Identify each line below that contains the word "Categories", and copy it out.

* START Records supplied *

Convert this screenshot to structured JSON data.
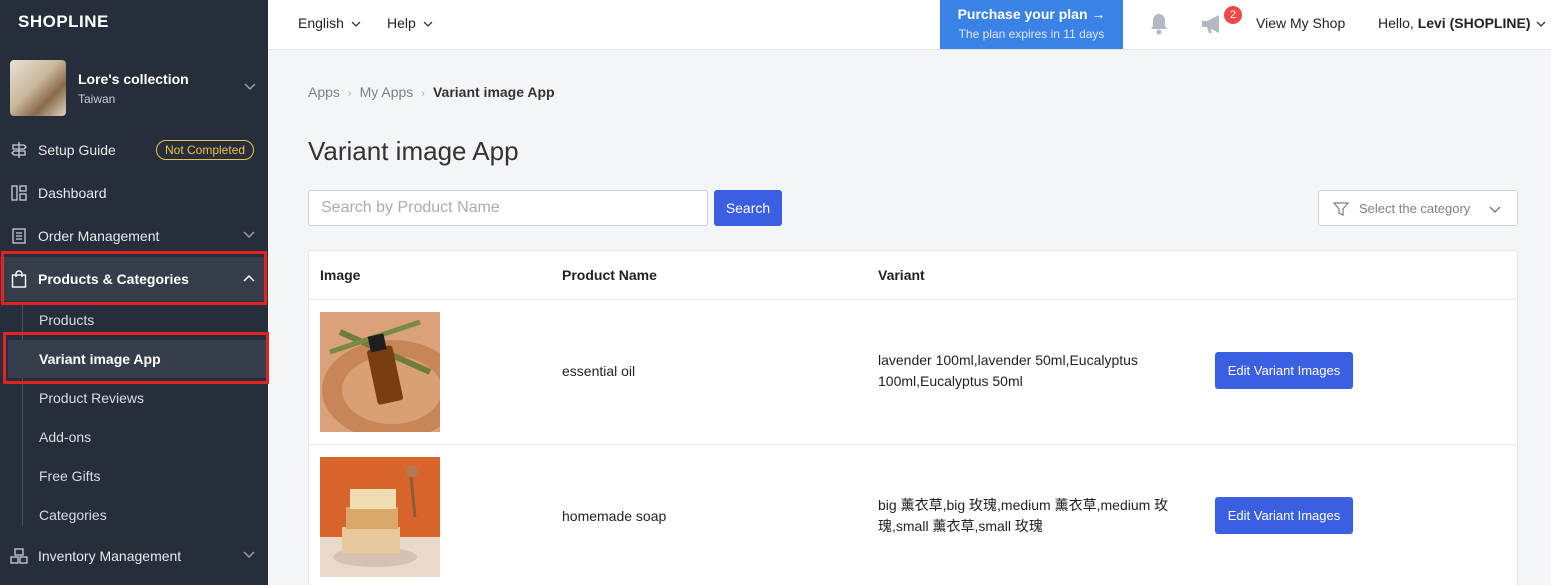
{
  "brand": {
    "logo": "SHOPLINE"
  },
  "shop": {
    "name": "Lore's collection",
    "region": "Taiwan"
  },
  "sidebar": {
    "setup_guide": "Setup Guide",
    "setup_badge": "Not Completed",
    "dashboard": "Dashboard",
    "order_management": "Order Management",
    "products_categories": "Products & Categories",
    "sub_items": [
      "Products",
      "Variant image App",
      "Product Reviews",
      "Add-ons",
      "Free Gifts",
      "Categories"
    ],
    "inventory_management": "Inventory Management"
  },
  "topbar": {
    "language": "English",
    "help": "Help",
    "purchase_title": "Purchase your plan →",
    "purchase_sub": "The plan expires in 11 days",
    "notif_count": "2",
    "view_shop": "View My Shop",
    "hello_prefix": "Hello,",
    "hello_user": "Levi (SHOPLINE)"
  },
  "breadcrumb": [
    "Apps",
    "My Apps",
    "Variant image App"
  ],
  "page_title": "Variant image App",
  "search": {
    "placeholder": "Search by Product Name",
    "button": "Search"
  },
  "category_select": {
    "placeholder": "Select the category"
  },
  "table": {
    "headers": [
      "Image",
      "Product Name",
      "Variant"
    ],
    "rows": [
      {
        "name": "essential oil",
        "variant": "lavender 100ml,lavender 50ml,Eucalyptus 100ml,Eucalyptus 50ml",
        "action": "Edit Variant Images"
      },
      {
        "name": "homemade soap",
        "variant": "big 薰衣草,big 玫瑰,medium 薰衣草,medium 玫瑰,small 薰衣草,small 玫瑰",
        "action": "Edit Variant Images"
      }
    ]
  },
  "colors": {
    "sidebar_bg": "#272e3b",
    "accent": "#3a5fe0",
    "purchase_bg": "#3b82e6",
    "highlight": "#e52222",
    "badge": "#f0c14b"
  }
}
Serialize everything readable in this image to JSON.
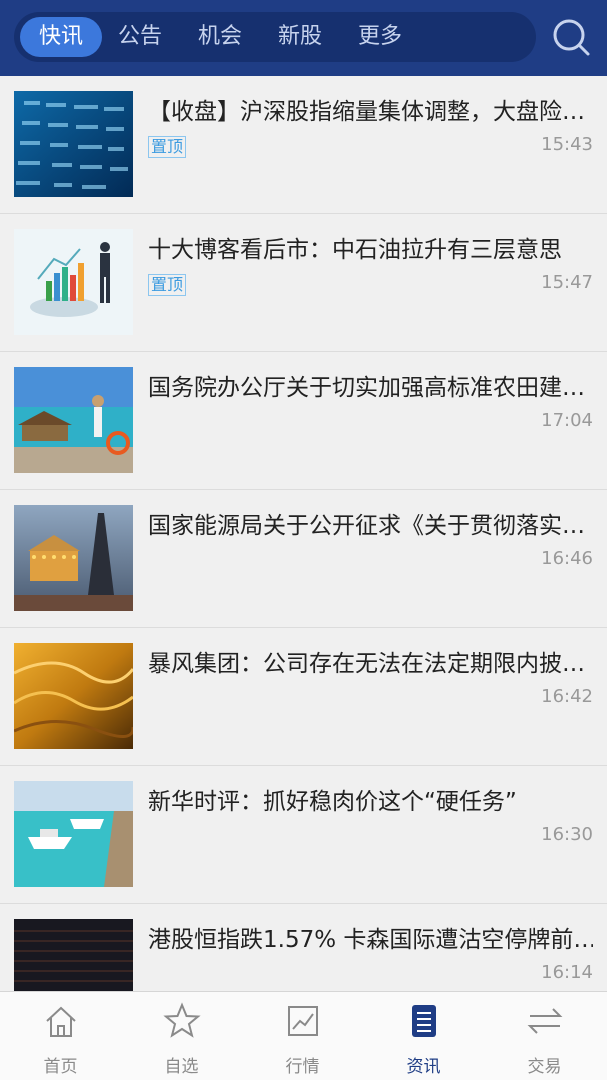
{
  "top_tabs": [
    {
      "label": "快讯",
      "active": true
    },
    {
      "label": "公告",
      "active": false
    },
    {
      "label": "机会",
      "active": false
    },
    {
      "label": "新股",
      "active": false
    },
    {
      "label": "更多",
      "active": false
    }
  ],
  "search_icon": "search-icon",
  "news": [
    {
      "title": "【收盘】沪深股指缩量集体调整，大盘险…",
      "pin": "置顶",
      "time": "15:43",
      "thumb": "stock-board-image"
    },
    {
      "title": "十大博客看后市：中石油拉升有三层意思",
      "pin": "置顶",
      "time": "15:47",
      "thumb": "business-chart-image"
    },
    {
      "title": "国务院办公厅关于切实加强高标准农田建…",
      "pin": "",
      "time": "17:04",
      "thumb": "beach-image"
    },
    {
      "title": "国家能源局关于公开征求《关于贯彻落实…",
      "pin": "",
      "time": "16:46",
      "thumb": "paris-carousel-image"
    },
    {
      "title": "暴风集团：公司存在无法在法定期限内披…",
      "pin": "",
      "time": "16:42",
      "thumb": "desert-image"
    },
    {
      "title": "新华时评：抓好稳肉价这个“硬任务”",
      "pin": "",
      "time": "16:30",
      "thumb": "boats-image"
    },
    {
      "title": "港股恒指跌1.57% 卡森国际遭沽空停牌前…",
      "pin": "",
      "time": "16:14",
      "thumb": "dark-grid-image"
    }
  ],
  "bottom_nav": [
    {
      "label": "首页",
      "icon": "home-icon",
      "active": false
    },
    {
      "label": "自选",
      "icon": "star-icon",
      "active": false
    },
    {
      "label": "行情",
      "icon": "chart-icon",
      "active": false
    },
    {
      "label": "资讯",
      "icon": "news-icon",
      "active": true
    },
    {
      "label": "交易",
      "icon": "exchange-icon",
      "active": false
    }
  ],
  "colors": {
    "header": "#1f3d85",
    "active_tab": "#3c78dc",
    "pin": "#3c9be0"
  }
}
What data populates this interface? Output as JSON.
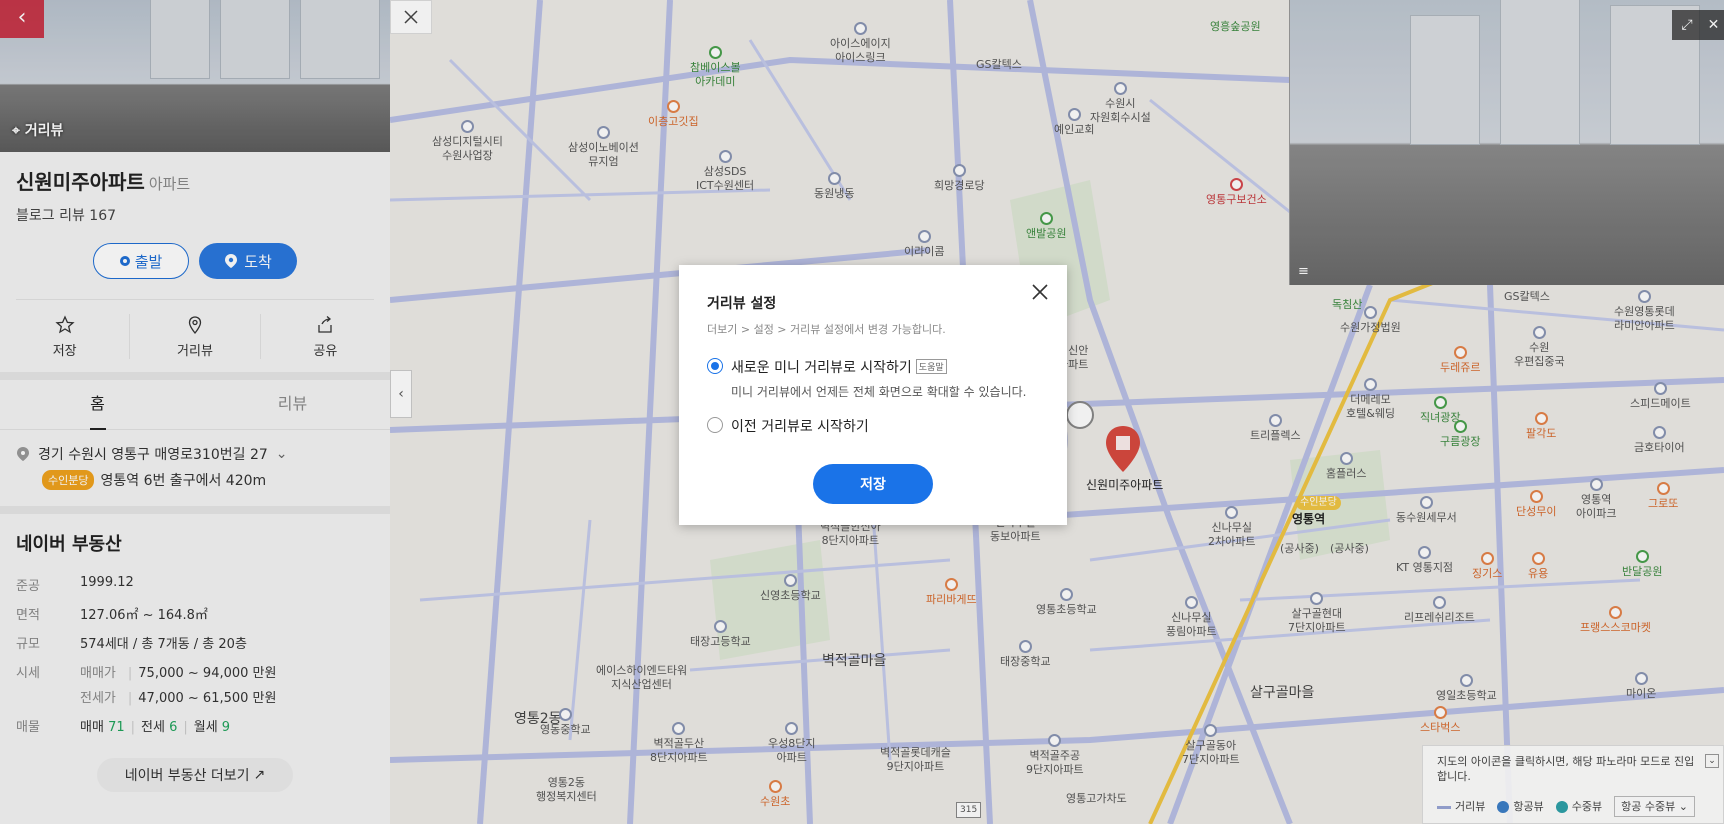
{
  "panel": {
    "street_view_label": "거리뷰",
    "place_name": "신원미주아파트",
    "place_category": "아파트",
    "blog_review": "블로그 리뷰 167",
    "start_label": "출발",
    "arrive_label": "도착",
    "actions": [
      {
        "label": "저장",
        "icon": "star-icon"
      },
      {
        "label": "거리뷰",
        "icon": "pin-icon"
      },
      {
        "label": "공유",
        "icon": "share-icon"
      }
    ],
    "tabs": [
      "홈",
      "리뷰"
    ],
    "address": "경기 수원시 영통구 매영로310번길 27",
    "station_badge": "수인분당",
    "station_text": "영통역 6번 출구에서 420m"
  },
  "real_estate": {
    "title": "네이버 부동산",
    "rows": {
      "completion": {
        "key": "준공",
        "value": "1999.12"
      },
      "area": {
        "key": "면적",
        "value": "127.06㎡ ~ 164.8㎡"
      },
      "scale": {
        "key": "규모",
        "value": "574세대 / 총 7개동 / 총 20층"
      },
      "price": {
        "key": "시세",
        "sale_label": "매매가",
        "sale_value": "75,000 ~ 94,000 만원",
        "jeonse_label": "전세가",
        "jeonse_value": "47,000 ~ 61,500 만원"
      },
      "listings": {
        "key": "매물",
        "sale_label": "매매",
        "sale_count": "71",
        "jeonse_label": "전세",
        "jeonse_count": "6",
        "monthly_label": "월세",
        "monthly_count": "9"
      }
    },
    "more_label": "네이버 부동산 더보기"
  },
  "modal": {
    "title": "거리뷰 설정",
    "subtitle": "더보기 > 설정 > 거리뷰 설정에서 변경 가능합니다.",
    "option1": "새로운 미니 거리뷰로 시작하기",
    "help_tag": "도움말",
    "option1_desc": "미니 거리뷰에서 언제든 전체 화면으로 확대할 수 있습니다.",
    "option2": "이전 거리뷰로 시작하기",
    "save_label": "저장",
    "selected_option": 1
  },
  "map": {
    "labels": [
      {
        "t": "아이스에이지\n아이스링크",
        "c": ""
      },
      {
        "t": "참베이스볼\n아카데미",
        "c": "green"
      },
      {
        "t": "이층고깃집",
        "c": "orange"
      },
      {
        "t": "삼성디지털시티\n수원사업장",
        "c": ""
      },
      {
        "t": "삼성이노베이션\n뮤지엄",
        "c": ""
      },
      {
        "t": "GS칼텍스",
        "c": ""
      },
      {
        "t": "삼성SDS\nICT수원센터",
        "c": ""
      },
      {
        "t": "동원냉동",
        "c": ""
      },
      {
        "t": "희망경로당",
        "c": ""
      },
      {
        "t": "영흥숲공원",
        "c": "green"
      },
      {
        "t": "수원시\n자원회수시설",
        "c": ""
      },
      {
        "t": "예인교회",
        "c": ""
      },
      {
        "t": "영통구보건소",
        "c": "red"
      },
      {
        "t": "앤발공원",
        "c": "green"
      },
      {
        "t": "이라이콤",
        "c": ""
      },
      {
        "t": "신원미주아파트",
        "c": ""
      },
      {
        "t": "영통역",
        "c": ""
      },
      {
        "t": "벽적골마을",
        "c": "big"
      },
      {
        "t": "살구골마을",
        "c": "big"
      },
      {
        "t": "영통2동",
        "c": "big"
      },
      {
        "t": "신나무실\n2차아파트",
        "c": ""
      },
      {
        "t": "수원가정법원",
        "c": ""
      },
      {
        "t": "두레쥬르",
        "c": "orange"
      },
      {
        "t": "수원\n우편집중국",
        "c": ""
      },
      {
        "t": "수원영통롯데\n라미안아파트",
        "c": ""
      },
      {
        "t": "스피드메이트",
        "c": ""
      },
      {
        "t": "더메레모\n호텔&웨딩",
        "c": ""
      },
      {
        "t": "직녀광장",
        "c": "green"
      },
      {
        "t": "구름광장",
        "c": "green"
      },
      {
        "t": "팔각도",
        "c": "orange"
      },
      {
        "t": "금호타이어",
        "c": ""
      },
      {
        "t": "트리플렉스",
        "c": ""
      },
      {
        "t": "홈플러스",
        "c": ""
      },
      {
        "t": "동수원세무서",
        "c": ""
      },
      {
        "t": "단성무이",
        "c": "orange"
      },
      {
        "t": "영통역\n아이파크",
        "c": ""
      },
      {
        "t": "그로또",
        "c": "orange"
      },
      {
        "t": "KT 영통지점",
        "c": ""
      },
      {
        "t": "징기스",
        "c": "orange"
      },
      {
        "t": "유용",
        "c": "orange"
      },
      {
        "t": "반달공원",
        "c": "green"
      },
      {
        "t": "리프레쉬리조트",
        "c": ""
      },
      {
        "t": "프랭스스코마켓",
        "c": "orange"
      },
      {
        "t": "벽적골한신아\n8단지아파트",
        "c": ""
      },
      {
        "t": "신나무실\n동보아파트",
        "c": ""
      },
      {
        "t": "파리바게뜨",
        "c": "orange"
      },
      {
        "t": "신영초등학교",
        "c": ""
      },
      {
        "t": "영통초등학교",
        "c": ""
      },
      {
        "t": "신나무실\n풍림아파트",
        "c": ""
      },
      {
        "t": "살구골현대\n7단지아파트",
        "c": ""
      },
      {
        "t": "태장고등학교",
        "c": ""
      },
      {
        "t": "태장중학교",
        "c": ""
      },
      {
        "t": "에이스하이엔드타워\n지식산업센터",
        "c": ""
      },
      {
        "t": "영일초등학교",
        "c": ""
      },
      {
        "t": "스타벅스",
        "c": "orange"
      },
      {
        "t": "마이온",
        "c": ""
      },
      {
        "t": "영동중학교",
        "c": ""
      },
      {
        "t": "벽적골두산\n8단지아파트",
        "c": ""
      },
      {
        "t": "우성8단지\n아파트",
        "c": ""
      },
      {
        "t": "벽적골롯데캐슬\n9단지아파트",
        "c": ""
      },
      {
        "t": "벽적골주공\n9단지아파트",
        "c": ""
      },
      {
        "t": "살구골동아\n7단지아파트",
        "c": ""
      },
      {
        "t": "영통2동\n행정복지센터",
        "c": ""
      },
      {
        "t": "수원초",
        "c": "orange"
      },
      {
        "t": "영통고가차도",
        "c": ""
      },
      {
        "t": "독침산",
        "c": "green"
      },
      {
        "t": "성신안\n아파트",
        "c": ""
      },
      {
        "t": "GS칼텍스",
        "c": ""
      },
      {
        "t": "(공사중)",
        "c": ""
      },
      {
        "t": "(공사중)",
        "c": ""
      },
      {
        "t": "수인분당",
        "c": ""
      },
      {
        "t": "315",
        "c": ""
      }
    ]
  },
  "hint": {
    "text": "지도의 아이콘을 클릭하시면, 해당 파노라마 모드로 진입합니다.",
    "legend_road": "거리뷰",
    "legend_sky": "항공뷰",
    "legend_water": "수중뷰",
    "select_label": "항공 수중뷰"
  },
  "colors": {
    "accent": "#1a73e8",
    "arrive_bg": "#2a78dd",
    "badge": "#f0a21d",
    "listing_count": "#1fa35b",
    "road": "#a9b3e3",
    "marker": "#d84a3f"
  }
}
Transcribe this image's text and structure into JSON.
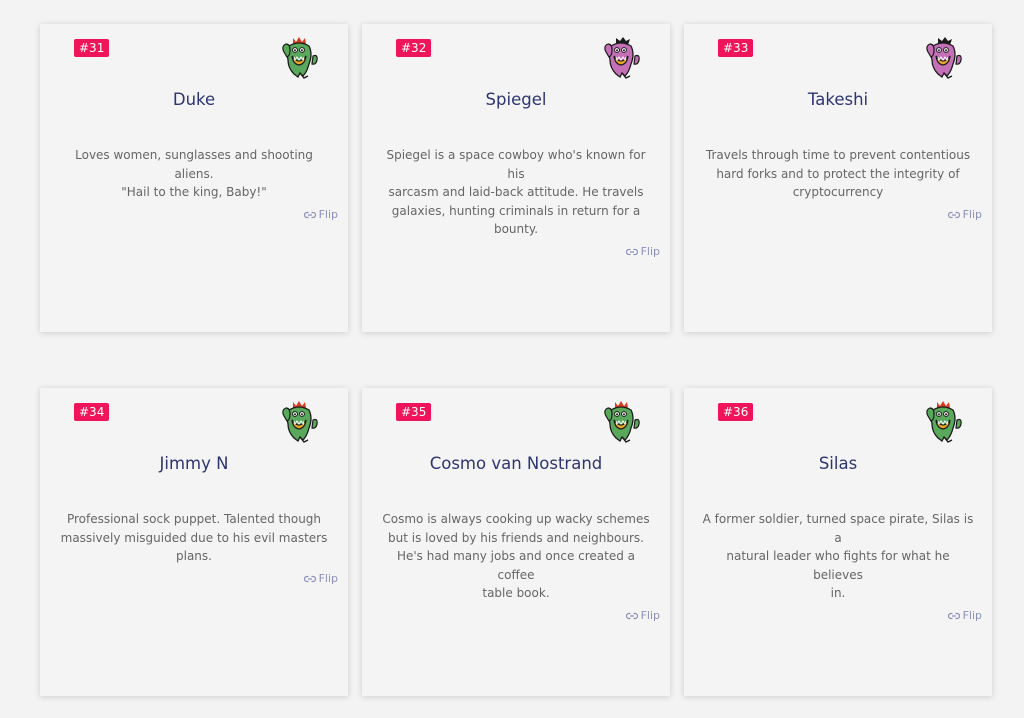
{
  "colors": {
    "background": "#f3f3f3",
    "card": "#f4f4f4",
    "badge": "#f0145a",
    "name": "#2c3570",
    "flip": "#8a90b8"
  },
  "cards": [
    {
      "badge": "#31",
      "name": "Duke",
      "desc_lines": [
        "Loves women, sunglasses and shooting aliens.",
        "\"Hail to the king, Baby!\""
      ],
      "flip_label": "Flip",
      "avatar_icon": "green-monster-icon"
    },
    {
      "badge": "#32",
      "name": "Spiegel",
      "desc_lines": [
        "Spiegel is a space cowboy who's known for his",
        "sarcasm and laid-back attitude. He travels",
        "galaxies, hunting criminals in return for a",
        "bounty."
      ],
      "flip_label": "Flip",
      "avatar_icon": "purple-monster-icon"
    },
    {
      "badge": "#33",
      "name": "Takeshi",
      "desc_lines": [
        "Travels through time to prevent contentious",
        "hard forks and to protect the integrity of",
        "cryptocurrency"
      ],
      "flip_label": "Flip",
      "avatar_icon": "purple-monster-icon"
    },
    {
      "badge": "#34",
      "name": "Jimmy N",
      "desc_lines": [
        "Professional sock puppet. Talented though",
        "massively misguided due to his evil masters",
        "plans."
      ],
      "flip_label": "Flip",
      "avatar_icon": "green-monster-icon"
    },
    {
      "badge": "#35",
      "name": "Cosmo van Nostrand",
      "desc_lines": [
        "Cosmo is always cooking up wacky schemes",
        "but is loved by his friends and neighbours.",
        "He's had many jobs and once created a coffee",
        "table book."
      ],
      "flip_label": "Flip",
      "avatar_icon": "green-monster-icon"
    },
    {
      "badge": "#36",
      "name": "Silas",
      "desc_lines": [
        "A former soldier, turned space pirate, Silas is a",
        "natural leader who fights for what he believes",
        "in."
      ],
      "flip_label": "Flip",
      "avatar_icon": "green-monster-icon"
    }
  ]
}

* END Records supplied *

● Right answer:
    "products_categories": "Products & Categories",
      "Categories"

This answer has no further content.